> _The exercise_:
Every line below that mentions the word "VGRHandEyeCalibration" should be copied out.

> _Information given_:
○ ○ ○ ○

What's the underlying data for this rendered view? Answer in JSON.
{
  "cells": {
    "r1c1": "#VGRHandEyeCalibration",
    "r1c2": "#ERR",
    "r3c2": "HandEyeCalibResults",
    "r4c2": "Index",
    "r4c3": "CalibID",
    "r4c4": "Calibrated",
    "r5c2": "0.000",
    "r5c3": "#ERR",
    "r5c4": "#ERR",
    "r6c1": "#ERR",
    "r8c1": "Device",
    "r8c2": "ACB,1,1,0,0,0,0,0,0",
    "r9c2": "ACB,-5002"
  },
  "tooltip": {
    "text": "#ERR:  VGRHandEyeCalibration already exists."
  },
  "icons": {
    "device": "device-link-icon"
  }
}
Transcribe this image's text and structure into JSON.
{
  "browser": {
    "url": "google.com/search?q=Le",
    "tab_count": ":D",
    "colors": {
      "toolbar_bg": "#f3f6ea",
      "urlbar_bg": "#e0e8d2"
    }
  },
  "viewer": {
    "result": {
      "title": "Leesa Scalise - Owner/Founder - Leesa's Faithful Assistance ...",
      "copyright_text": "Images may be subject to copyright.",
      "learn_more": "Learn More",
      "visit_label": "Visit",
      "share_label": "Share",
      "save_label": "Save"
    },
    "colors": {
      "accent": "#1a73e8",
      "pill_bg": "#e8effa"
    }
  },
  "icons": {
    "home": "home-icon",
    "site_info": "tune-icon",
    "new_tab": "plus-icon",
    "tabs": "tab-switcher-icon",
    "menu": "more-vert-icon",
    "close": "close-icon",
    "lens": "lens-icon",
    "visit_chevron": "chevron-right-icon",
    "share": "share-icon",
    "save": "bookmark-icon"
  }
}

○ ○ ○ ○

> _Solution for this exercise_:
    "r1c1": "#VGRHandEyeCalibration",
    "text": "#ERR:  VGRHandEyeCalibration already exists."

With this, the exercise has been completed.